• [Stated exercise]: Write out, character for character, the material beginning with the line that contains "lemma-statement xyxy=(6,1,474,25)" and ending with the line that contains "right-column xyxy=(490,0,958,1261)", both included.
━━━ Excerpted records
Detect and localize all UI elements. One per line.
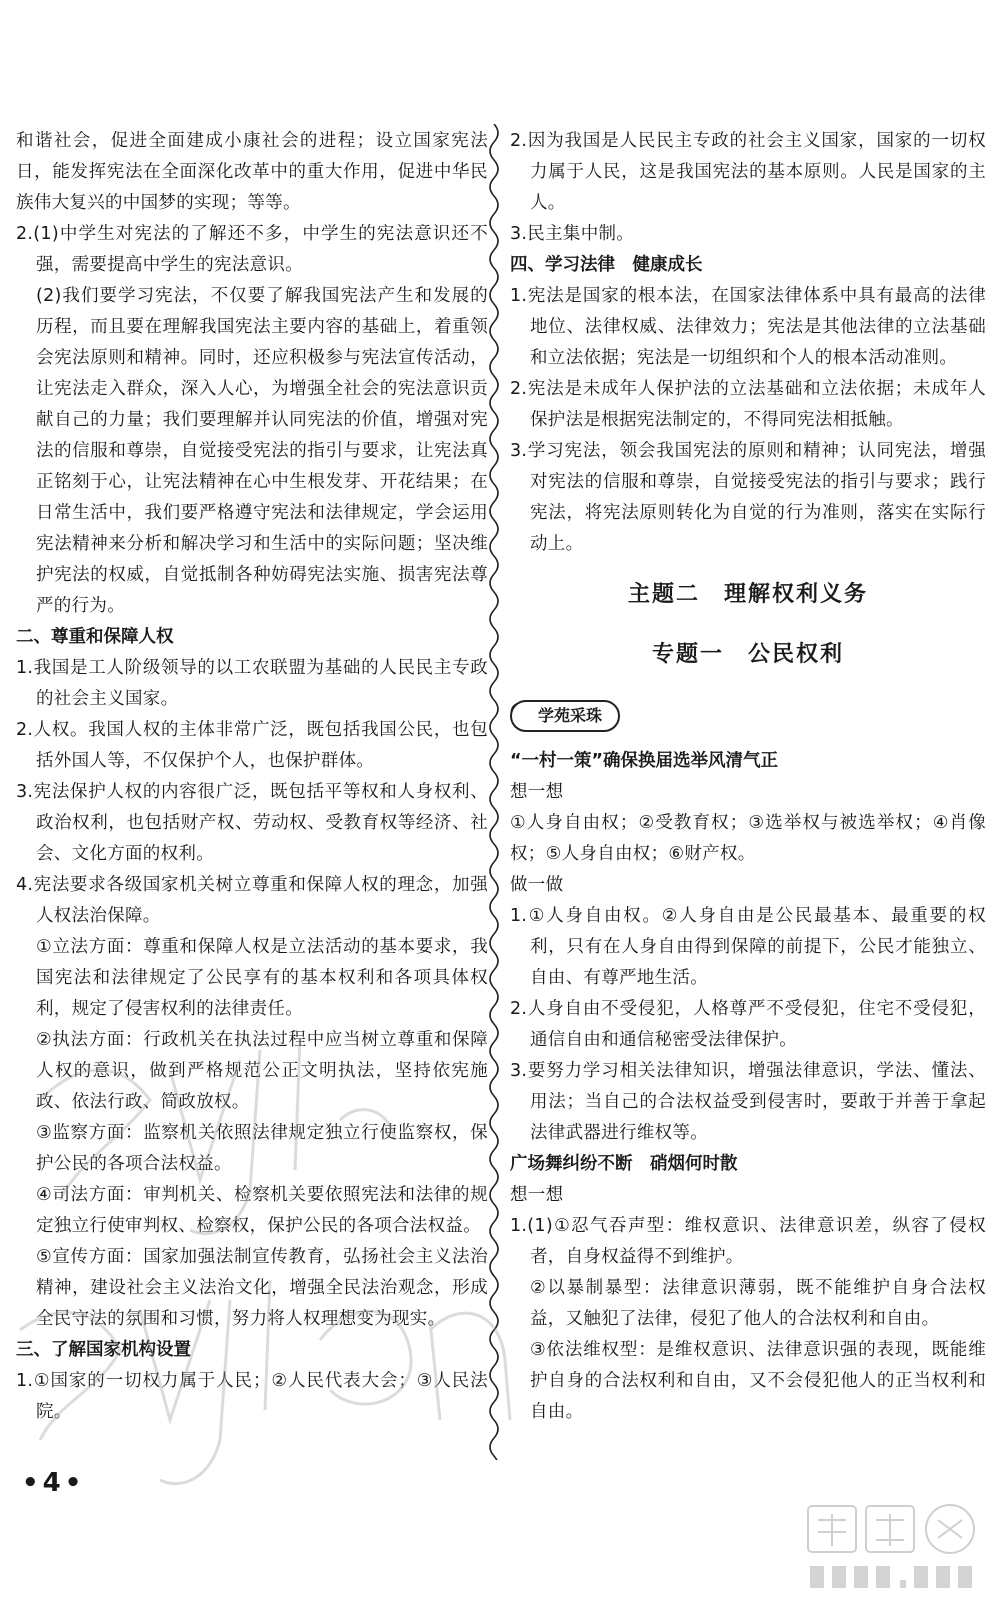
paragraph: ②执法方面：行政机关在执法过程中应当树立尊重和保障人权的意识，做到严格规范公正文明执法，坚持依宪施政、依法行政、简政放权。 bbox=[36, 1030, 488, 1112]
paragraph: 2.因为我国是人民民主专政的社会主义国家，国家的一切权力属于人民，这是我国宪法的基本原则。人民是国家的主人。 bbox=[510, 131, 986, 213]
subheading: 想一想 bbox=[510, 1185, 564, 1205]
paragraph: 3.学习宪法，领会我国宪法的原则和精神；认同宪法，增强对宪法的信服和尊崇，自觉接受宪法的指引与要求；践行宪法，将宪法原则转化为自觉的行为准则，落实在实际行动上。 bbox=[510, 441, 986, 554]
section-badge-row bbox=[510, 696, 986, 740]
watermark-logo-icon bbox=[800, 1500, 990, 1596]
case-title: “一村一策”确保换届选举风清气正 bbox=[510, 751, 779, 771]
paragraph: ③监察方面：监察机关依照法律规定独立行使监察权，保护公民的各项合法权益。 bbox=[36, 1123, 488, 1174]
section-heading: 二、尊重和保障人权 bbox=[16, 627, 174, 647]
paragraph: ②以暴制暴型：法律意识薄弱，既不能维护自身合法权益，又触犯了法律，侵犯了他人的合法权利和自由。 bbox=[530, 1278, 986, 1329]
paragraph: ①立法方面：尊重和保障人权是立法活动的基本要求，我国宪法和法律规定了公民享有的基本权利和各项具体权利，规定了侵害权利的法律责任。 bbox=[36, 937, 488, 1019]
subheading: 做一做 bbox=[510, 875, 564, 895]
left-column bbox=[16, 126, 488, 1428]
paragraph: 4.宪法要求各级国家机关树立尊重和保障人权的理念，加强人权法治保障。 bbox=[16, 875, 488, 926]
section-heading: 四、学习法律 健康成长 bbox=[510, 255, 703, 275]
section-heading: 三、了解国家机构设置 bbox=[16, 1340, 191, 1360]
paragraph: 2.(1)中学生对宪法的了解还不多，中学生的宪法意识还不强，需要提高中学生的宪法意识。 bbox=[16, 224, 488, 275]
wavy-divider bbox=[484, 124, 504, 1460]
topic-title: 主题二 理解权利义务 bbox=[627, 582, 868, 607]
paragraph: 3.民主集中制。 bbox=[510, 224, 635, 244]
paragraph: ④司法方面：审判机关、检察机关要依照宪法和法律的规定独立行使审判权、检察权，保护公民的各项合法权益。 bbox=[36, 1185, 488, 1236]
paragraph: 1.(1)①忍气吞声型：维权意识、法律意识差，纵容了侵权者，自身权益得不到维护。 bbox=[510, 1216, 986, 1267]
paragraph: 和谐社会，促进全面建成小康社会的进程；设立国家宪法日，能发挥宪法在全面深化改革中的重大作用，促进中华民族伟大复兴的中国梦的实现；等等。 bbox=[16, 131, 488, 213]
paragraph: 2.人身自由不受侵犯，人格尊严不受侵犯，住宅不受侵犯，通信自由和通信秘密受法律保护。 bbox=[510, 999, 986, 1050]
section-badge: 学苑采珠 bbox=[510, 700, 620, 732]
paragraph: 3.要努力学习相关法律知识，增强法律意识，学法、懂法、用法；当自己的合法权益受到侵害时，要敢于并善于拿起法律武器进行维权等。 bbox=[510, 1061, 986, 1143]
paragraph: 1.①国家的一切权力属于人民；②人民代表大会；③人民法院。 bbox=[16, 1371, 488, 1422]
paragraph: 3.宪法保护人权的内容很广泛，既包括平等权和人身权利、政治权利，也包括财产权、劳动权、受教育权等经济、社会、文化方面的权利。 bbox=[16, 782, 488, 864]
subheading: 想一想 bbox=[510, 782, 564, 802]
paragraph: ③依法维权型：是维权意识、法律意识强的表现，既能维护自身的合法权利和自由，又不会侵犯他人的正当权利和自由。 bbox=[530, 1340, 986, 1422]
paragraph: ①人身自由权；②受教育权；③选举权与被选举权；④肖像权；⑤人身自由权；⑥财产权。 bbox=[510, 813, 986, 864]
paragraph: ⑤宣传方面：国家加强法制宣传教育，弘扬社会主义法治精神，建设社会主义法治文化，增强全民法治观念，形成全民守法的氛围和习惯，努力将人权理想变为现实。 bbox=[36, 1247, 488, 1329]
paragraph: 2.宪法是未成年人保护法的立法基础和立法依据；未成年人保护法是根据宪法制定的，不得同宪法相抵触。 bbox=[510, 379, 986, 430]
paragraph: 1.①人身自由权。②人身自由是公民最基本、最重要的权利，只有在人身自由得到保障的前提下，公民才能独立、自由、有尊严地生活。 bbox=[510, 906, 986, 988]
case-title: 广场舞纠纷不断 硝烟何时散 bbox=[510, 1154, 738, 1174]
paragraph: (2)我们要学习宪法，不仅要了解我国宪法产生和发展的历程，而且要在理解我国宪法主要内容的基础上，着重领会宪法原则和精神。同时，还应积极参与宪法宣传活动，让宪法走入群众，深入人心，为增强全社会的宪法意识贡献自己的力量；我们要理解并认同宪法的价值，增强对宪法的信服和尊崇，自觉接受宪法的指引与要求，让宪法真正铭刻于心，让宪法精神在心中生根发芽、开花结果；在日常生活中，我们要严格遵守宪法和法律规定，学会运用宪法精神来分析和解决学习和生活中的实际问题；坚决维护宪法的权威，自觉抵制各种妨碍宪法实施、损害宪法尊严的行为。 bbox=[36, 286, 488, 616]
paragraph: 1.宪法是国家的根本法，在国家法律体系中具有最高的法律地位、法律权威、法律效力；宪法是其他法律的立法基础和立法依据；宪法是一切组织和个人的根本活动准则。 bbox=[510, 286, 986, 368]
paragraph: 1.我国是工人阶级领导的以工农联盟为基础的人民民主专政的社会主义国家。 bbox=[16, 658, 488, 709]
right-column bbox=[510, 126, 986, 1428]
paragraph: 2.人权。我国人权的主体非常广泛，既包括我国公民，也包括外国人等，不仅保护个人，也保护群体。 bbox=[16, 720, 488, 771]
page-number: •4• bbox=[22, 1468, 86, 1498]
unit-title: 专题一 公民权利 bbox=[651, 642, 844, 667]
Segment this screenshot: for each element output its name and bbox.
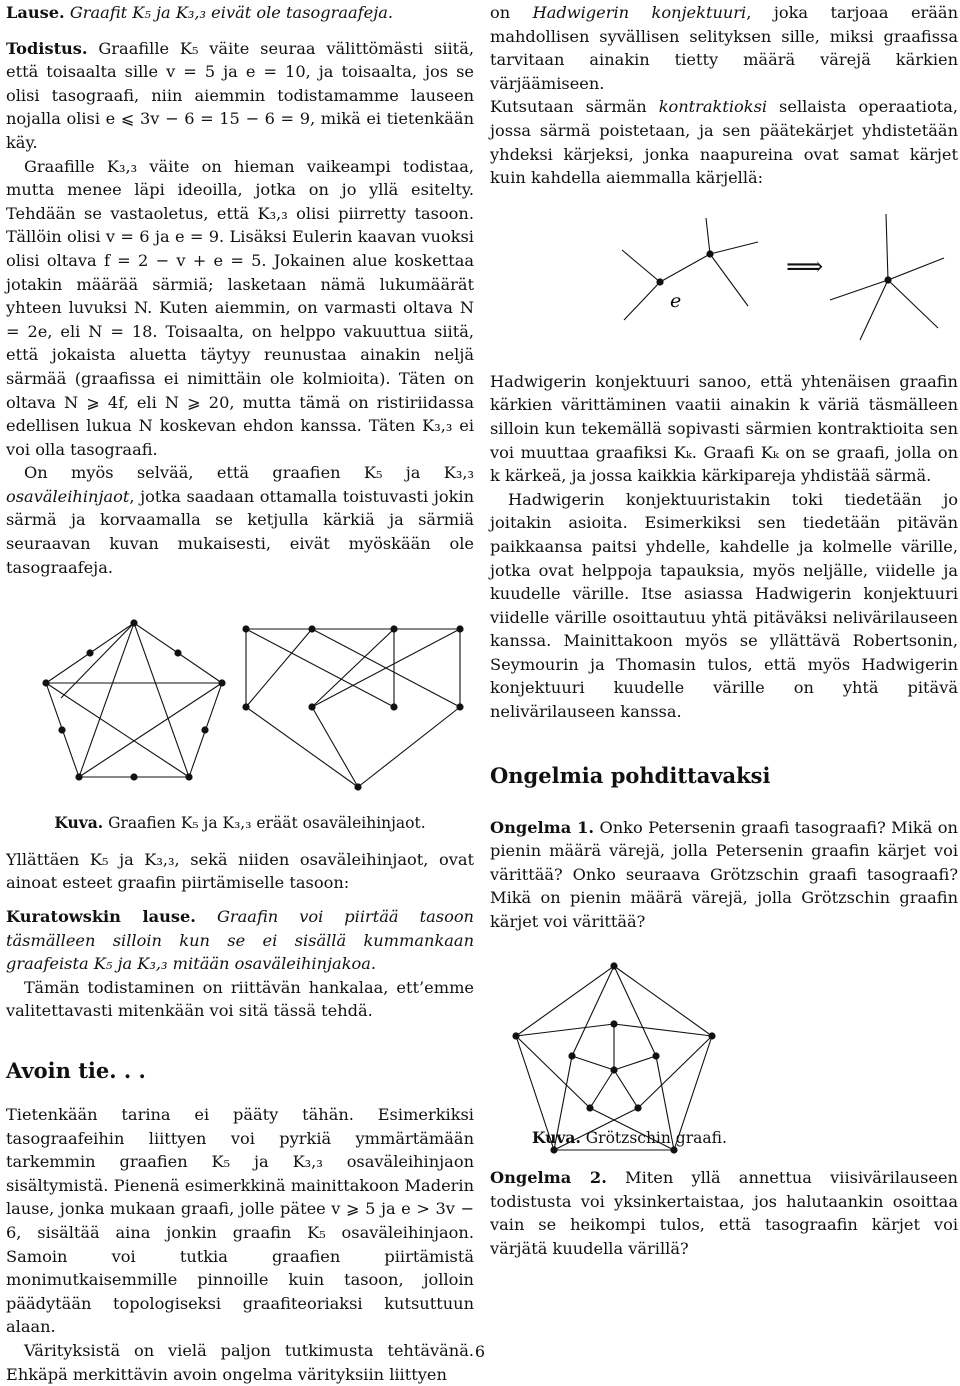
lemma-statement xyxy=(6,1,474,25)
figure1-caption xyxy=(6,811,474,836)
surprise-paragraph: Yllättäen K₅ ja K₃,₃, sekä niiden osaväleihinjaot, ovat ainoat esteet graafin piirtämiselle tasoon: xyxy=(6,849,474,893)
proof-paragraph-2: Graafille K₃,₃ väite on hieman vaikeampi todistaa, mutta menee läpi ideoilla, jotka on jo yllä esitelty. Tehdään se vastaoletus, että K₃,₃ olisi piirretty tasoon. Tällöin olisi v = 6 ja e = 9. Lisäksi Eulerin kaavan vuoksi olisi oltava f = 2 − v + e = 5. Jokainen alue koskettaa jotakin määrää särmiä; lasketaan nämä lukumäärät yhteen luvuksi N. Kuten aiemmin, on varmasti oltava N = 2e, eli N = 18. Toisaalta, on helppo vakuuttua siitä, että jokaista aluetta täytyy reunustaa ainakin neljä särmää (graafissa ei nimittäin ole kolmioita). Täten on oltava N ⩾ 4f, eli N ⩾ 20, mutta tämä on ristiriidassa edellisen lukua N koskevan ehdon kanssa. Täten K₃,₃ ei voi olla tasograafi. xyxy=(6,156,474,459)
proof-p1-text: Graafille K₅ väite seuraa välittömästi siitä, että toisaalta sille v = 5 ja e = 10, ja toisaalta, jos se olisi tasograafi, niin aiemmin todistamamme lauseen nojalla olisi e ⩽ 3v − 6 = 15 − 6 = 9, mikä ei tietenkään käy. xyxy=(6,38,474,152)
contraction-pre: Kutsutaan särmän xyxy=(490,97,659,117)
contraction-before-graph xyxy=(598,210,768,350)
right-column xyxy=(490,0,958,1261)
problem-1-body: Onko Petersenin graafi tasograafi? Mikä on pienin määrä värejä, jolla Petersenin graafin kärjet voi värittää? Onko seuraava Grötzschin graafi tasograafi? Mikä on pienin määrä värejä, jolla Grötzschin graafin kärjet voi värittää? xyxy=(490,817,958,932)
open-paragraph-2: Värityksistä on vielä paljon tutkimusta tehtävänä. Ehkäpä merkittävin avoin ongelma värityksiin liittyen xyxy=(6,1340,474,1384)
hadwiger-conjecture-term: Hadwigerin konjektuuri xyxy=(532,3,747,22)
figure1-caption-text: Graafien K₅ ja K₃,₃ eräät osaväleihinjaot. xyxy=(108,814,426,833)
section-title-problems: Ongelmia pohdittavaksi xyxy=(490,762,771,788)
subdiv-pre: On myös selvää, että graafien K₅ ja K₃,₃ xyxy=(24,463,474,483)
hadwiger-intro-paragraph xyxy=(490,1,958,95)
contraction-post: sellaista operaatiota, jossa särmä poistetaan, ja sen päätekärjet yhdistetään yhdeksi kärjeksi, jonka naapureina ovat samat kärjet kuin kahdella aiemmalla kärjellä: xyxy=(490,97,959,188)
hadwiger-statement-paragraph: Hadwigerin konjektuuri sanoo, että yhtenäisen graafin kärkien värittäminen vaatii ainakin k väriä täsmälleen silloin kun tekemällä sopivasti särmien kontraktioita sen voi muuttaa graafiksi Kₖ. Graafi Kₖ on se graafi, jolla on k kärkeä, ja jossa kaikkia kärkipareja yhdistää särmä. xyxy=(490,371,958,486)
k33-subdivision-graph xyxy=(238,617,468,792)
subdiv-post: , jotka saadaan ottamalla toistuvasti jokin särmä ja korvaamalla se ketjulla kärkiä ja särmiä seuraavan kuvan mukaisesti, eivät myöskään ole tasograafeja. xyxy=(6,486,474,577)
figure1-caption-label: Kuva. xyxy=(54,813,104,833)
section-title-open-road: Avoin tie. . . xyxy=(6,1058,146,1083)
problem-2-head: Ongelma 2. xyxy=(490,1168,607,1188)
page-number: 6 xyxy=(474,1342,486,1361)
figure2-caption-line xyxy=(490,1126,958,1151)
hadwiger-known-paragraph: Hadwigerin konjektuuristakin toki tiedetään jo joitakin asioita. Esimerkiksi sen tiedetään pitävän paikkaansa paitsi yhdelle, kahdelle ja kolmelle värille, jotka ovat helppoja tapauksia, myös neljälle, viidelle ja kuudelle värille. Itse asiassa Hadwigerin konjektuuri viidelle värille osoittautuu yhtä pitäväksi nelivärilauseen kanssa. Mainittakoon myös se yllättävä Robertsonin, Seymourin ja Thomasin tulos, että myös Hadwigerin konjektuuri kuudelle värille on yhtä pitävä nelivärilauseen kanssa. xyxy=(490,489,958,722)
hadwiger-cont-post: , joka tarjoaa erään mahdollisen syvällisen selityksen sille, miksi graafissa tarvitaan ainakin tietty määrä värejä kärkien värjäämiseen. xyxy=(490,3,958,93)
left-column xyxy=(6,0,474,1386)
kuratowski-body: Graafin voi piirtää tasoon täsmälleen silloin kun se ei sisällä kummankaan graafeista K₅ ja K₃,₃ mitään osaväleihinjakoa. xyxy=(6,907,474,974)
problem-2 xyxy=(490,1166,958,1260)
hadwiger-cont-pre: on xyxy=(490,3,533,22)
edge-label-e: e xyxy=(670,289,682,312)
lemma-body: Graafit K₅ ja K₃,₃ eivät ole tasograafeja. xyxy=(69,3,394,22)
subdivision-paragraph xyxy=(6,461,474,579)
figure-subdivisions xyxy=(6,617,474,811)
problem-1 xyxy=(490,816,958,934)
implies-arrow: ⟹ xyxy=(786,251,824,282)
contraction-figure xyxy=(490,190,958,370)
kuratowski-note: Tämän todistaminen on riittävän hankalaa, ett’emme valitettavasti mitenkään voi sitä tässä tehdä. xyxy=(6,977,474,1021)
k5-subdivision-graph xyxy=(34,617,234,792)
lemma-head: Lause. xyxy=(6,3,65,22)
kuratowski-head: Kuratowskin lause. xyxy=(6,907,196,927)
figure2-caption-label: Kuva. xyxy=(532,1127,581,1147)
problem-2-body: Miten yllä annettua viisivärilauseen todistusta voi yksinkertaistaa, jos halutaankin osoittaa vain se heikompi tulos, että tasograafin kärjet voi värjätä kuudella värillä? xyxy=(490,1168,958,1258)
kuratowski-theorem xyxy=(6,905,474,976)
proof-paragraph-1 xyxy=(6,37,474,155)
contraction-term: kontraktioksi xyxy=(658,97,768,117)
contraction-after-graph xyxy=(816,206,960,356)
open-paragraph-1: Tietenkään tarina ei pääty tähän. Esimerkiksi tasograafeihin liittyen voi pyrkiä ymmärtämään tarkemmin graafien K₅ ja K₃,₃ osaväleihinjaon sisältymistä. Pienenä esimerkkinä mainittakoon Maderin lause, jonka mukaan graafi, jolle pätee v ⩾ 5 ja e > 3v − 6, sisältää aina jonkin graafin K₅ osaväleihinjaon. Samoin voi tutkia graafien piirtämistä monimutkaisemmille pinnoille kuin tasoon, jolloin päädytään topologiseksi graafiteoriaksi kutsuttuun alaan. xyxy=(6,1105,474,1337)
contraction-paragraph xyxy=(490,95,958,189)
subdiv-term: osaväleihinjaot xyxy=(6,486,130,506)
problem-1-head: Ongelma 1. xyxy=(490,817,595,837)
figure2-caption-text: Grötzschin graafi. xyxy=(585,1128,727,1147)
proof-head: Todistus. xyxy=(6,38,88,58)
━━━━━━
• [Response to the exercise]:
lemma-statement xyxy=(6,1,474,25)
figure1-caption xyxy=(6,811,474,836)
surprise-paragraph: Yllättäen K₅ ja K₃,₃, sekä niiden osaväleihinjaot, ovat ainoat esteet graafin piirtämiselle tasoon: xyxy=(6,849,474,893)
proof-paragraph-2: Graafille K₃,₃ väite on hieman vaikeampi todistaa, mutta menee läpi ideoilla, jotka on jo yllä esitelty. Tehdään se vastaoletus, että K₃,₃ olisi piirretty tasoon. Tällöin olisi v = 6 ja e = 9. Lisäksi Eulerin kaavan vuoksi olisi oltava f = 2 − v + e = 5. Jokainen alue koskettaa jotakin määrää särmiä; lasketaan nämä lukumäärät yhteen luvuksi N. Kuten aiemmin, on varmasti oltava N = 2e, eli N = 18. Toisaalta, on helppo vakuuttua siitä, että jokaista aluetta täytyy reunustaa ainakin neljä särmää (graafissa ei nimittäin ole kolmioita). Täten on oltava N ⩾ 4f, eli N ⩾ 20, mutta tämä on ristiriidassa edellisen lukua N koskevan ehdon kanssa. Täten K₃,₃ ei voi olla tasograafi. xyxy=(6,156,474,459)
proof-p1-text: Graafille K₅ väite seuraa välittömästi siitä, että toisaalta sille v = 5 ja e = 10, ja toisaalta, jos se olisi tasograafi, niin aiemmin todistamamme lauseen nojalla olisi e ⩽ 3v − 6 = 15 − 6 = 9, mikä ei tietenkään käy. xyxy=(6,38,474,152)
contraction-pre: Kutsutaan särmän xyxy=(490,97,659,117)
contraction-before-graph xyxy=(598,210,768,350)
right-column xyxy=(490,0,958,1261)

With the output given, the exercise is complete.